▶ [Given data]
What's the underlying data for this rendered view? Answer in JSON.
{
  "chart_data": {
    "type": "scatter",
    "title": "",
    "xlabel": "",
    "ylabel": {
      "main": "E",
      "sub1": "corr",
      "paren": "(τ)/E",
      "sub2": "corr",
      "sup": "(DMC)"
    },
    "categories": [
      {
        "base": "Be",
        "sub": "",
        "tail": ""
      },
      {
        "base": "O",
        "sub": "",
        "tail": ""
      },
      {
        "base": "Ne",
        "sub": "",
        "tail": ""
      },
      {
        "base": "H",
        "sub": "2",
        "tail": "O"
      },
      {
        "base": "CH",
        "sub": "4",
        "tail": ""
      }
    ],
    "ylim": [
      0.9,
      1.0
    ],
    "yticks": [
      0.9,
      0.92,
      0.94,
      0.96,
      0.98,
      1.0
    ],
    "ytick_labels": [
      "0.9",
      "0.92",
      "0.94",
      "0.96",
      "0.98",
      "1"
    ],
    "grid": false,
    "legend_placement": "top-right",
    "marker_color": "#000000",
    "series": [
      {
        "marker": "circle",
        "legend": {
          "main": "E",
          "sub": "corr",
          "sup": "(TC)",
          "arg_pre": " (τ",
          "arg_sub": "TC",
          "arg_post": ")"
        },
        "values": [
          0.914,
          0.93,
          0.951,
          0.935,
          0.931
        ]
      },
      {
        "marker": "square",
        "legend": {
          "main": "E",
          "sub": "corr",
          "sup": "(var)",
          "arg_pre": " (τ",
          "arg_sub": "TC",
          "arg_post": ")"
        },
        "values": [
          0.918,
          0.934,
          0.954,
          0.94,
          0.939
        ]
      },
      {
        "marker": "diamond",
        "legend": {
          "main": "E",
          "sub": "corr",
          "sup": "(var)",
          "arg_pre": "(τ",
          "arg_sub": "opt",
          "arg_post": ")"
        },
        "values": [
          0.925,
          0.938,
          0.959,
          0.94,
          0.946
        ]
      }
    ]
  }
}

▶ [Objective] Transcribe all entries exactly as they are given.

▶ [Written response]
What's the underlying data for this rendered view? Answer in JSON.
{
  "chart_data": {
    "type": "scatter",
    "title": "",
    "xlabel": "",
    "ylabel": {
      "main": "E",
      "sub1": "corr",
      "paren": "(τ)/E",
      "sub2": "corr",
      "sup": "(DMC)"
    },
    "categories": [
      {
        "base": "Be",
        "sub": "",
        "tail": ""
      },
      {
        "base": "O",
        "sub": "",
        "tail": ""
      },
      {
        "base": "Ne",
        "sub": "",
        "tail": ""
      },
      {
        "base": "H",
        "sub": "2",
        "tail": "O"
      },
      {
        "base": "CH",
        "sub": "4",
        "tail": ""
      }
    ],
    "ylim": [
      0.9,
      1.0
    ],
    "yticks": [
      0.9,
      0.92,
      0.94,
      0.96,
      0.98,
      1.0
    ],
    "ytick_labels": [
      "0.9",
      "0.92",
      "0.94",
      "0.96",
      "0.98",
      "1"
    ],
    "grid": false,
    "legend_placement": "top-right",
    "marker_color": "#000000",
    "series": [
      {
        "marker": "circle",
        "legend": {
          "main": "E",
          "sub": "corr",
          "sup": "(TC)",
          "arg_pre": " (τ",
          "arg_sub": "TC",
          "arg_post": ")"
        },
        "values": [
          0.914,
          0.93,
          0.951,
          0.935,
          0.931
        ]
      },
      {
        "marker": "square",
        "legend": {
          "main": "E",
          "sub": "corr",
          "sup": "(var)",
          "arg_pre": " (τ",
          "arg_sub": "TC",
          "arg_post": ")"
        },
        "values": [
          0.918,
          0.934,
          0.954,
          0.94,
          0.939
        ]
      },
      {
        "marker": "diamond",
        "legend": {
          "main": "E",
          "sub": "corr",
          "sup": "(var)",
          "arg_pre": "(τ",
          "arg_sub": "opt",
          "arg_post": ")"
        },
        "values": [
          0.925,
          0.938,
          0.959,
          0.94,
          0.946
        ]
      }
    ]
  }
}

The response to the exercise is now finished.